● **SHORT PROBLEM**
Reproduce each record exactly.
* Begin *
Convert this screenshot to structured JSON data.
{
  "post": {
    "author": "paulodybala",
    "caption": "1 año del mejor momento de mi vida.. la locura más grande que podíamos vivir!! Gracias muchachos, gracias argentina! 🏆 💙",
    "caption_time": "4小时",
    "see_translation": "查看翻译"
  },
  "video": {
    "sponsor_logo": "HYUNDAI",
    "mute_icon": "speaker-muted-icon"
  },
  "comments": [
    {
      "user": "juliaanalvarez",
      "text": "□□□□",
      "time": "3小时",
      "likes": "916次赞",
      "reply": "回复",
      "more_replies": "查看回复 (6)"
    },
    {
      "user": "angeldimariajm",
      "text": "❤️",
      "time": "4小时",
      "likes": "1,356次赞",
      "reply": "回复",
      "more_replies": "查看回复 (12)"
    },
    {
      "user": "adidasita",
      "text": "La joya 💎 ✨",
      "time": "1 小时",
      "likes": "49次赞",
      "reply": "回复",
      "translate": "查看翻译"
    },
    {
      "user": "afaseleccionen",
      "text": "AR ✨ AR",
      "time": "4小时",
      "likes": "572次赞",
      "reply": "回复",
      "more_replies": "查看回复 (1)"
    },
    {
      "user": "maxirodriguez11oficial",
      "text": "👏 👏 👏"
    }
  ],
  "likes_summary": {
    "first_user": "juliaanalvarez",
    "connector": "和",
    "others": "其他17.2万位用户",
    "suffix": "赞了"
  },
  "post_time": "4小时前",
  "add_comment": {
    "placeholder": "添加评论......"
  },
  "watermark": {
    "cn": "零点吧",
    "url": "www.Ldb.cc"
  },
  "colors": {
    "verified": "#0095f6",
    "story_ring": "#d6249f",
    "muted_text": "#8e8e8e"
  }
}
* End *
● **ANSWER TO THIS EXERCISE**
Convert this screenshot to structured JSON data.
{
  "post": {
    "author": "paulodybala",
    "caption": "1 año del mejor momento de mi vida.. la locura más grande que podíamos vivir!! Gracias muchachos, gracias argentina! 🏆 💙",
    "caption_time": "4小时",
    "see_translation": "查看翻译"
  },
  "video": {
    "sponsor_logo": "HYUNDAI",
    "mute_icon": "speaker-muted-icon"
  },
  "comments": [
    {
      "user": "juliaanalvarez",
      "text": "□□□□",
      "time": "3小时",
      "likes": "916次赞",
      "reply": "回复",
      "more_replies": "查看回复 (6)"
    },
    {
      "user": "angeldimariajm",
      "text": "❤️",
      "time": "4小时",
      "likes": "1,356次赞",
      "reply": "回复",
      "more_replies": "查看回复 (12)"
    },
    {
      "user": "adidasita",
      "text": "La joya 💎 ✨",
      "time": "1 小时",
      "likes": "49次赞",
      "reply": "回复",
      "translate": "查看翻译"
    },
    {
      "user": "afaseleccionen",
      "text": "AR ✨ AR",
      "time": "4小时",
      "likes": "572次赞",
      "reply": "回复",
      "more_replies": "查看回复 (1)"
    },
    {
      "user": "maxirodriguez11oficial",
      "text": "👏 👏 👏"
    }
  ],
  "likes_summary": {
    "first_user": "juliaanalvarez",
    "connector": "和",
    "others": "其他17.2万位用户",
    "suffix": "赞了"
  },
  "post_time": "4小时前",
  "add_comment": {
    "placeholder": "添加评论......"
  },
  "watermark": {
    "cn": "零点吧",
    "url": "www.Ldb.cc"
  },
  "colors": {
    "verified": "#0095f6",
    "story_ring": "#d6249f",
    "muted_text": "#8e8e8e"
  }
}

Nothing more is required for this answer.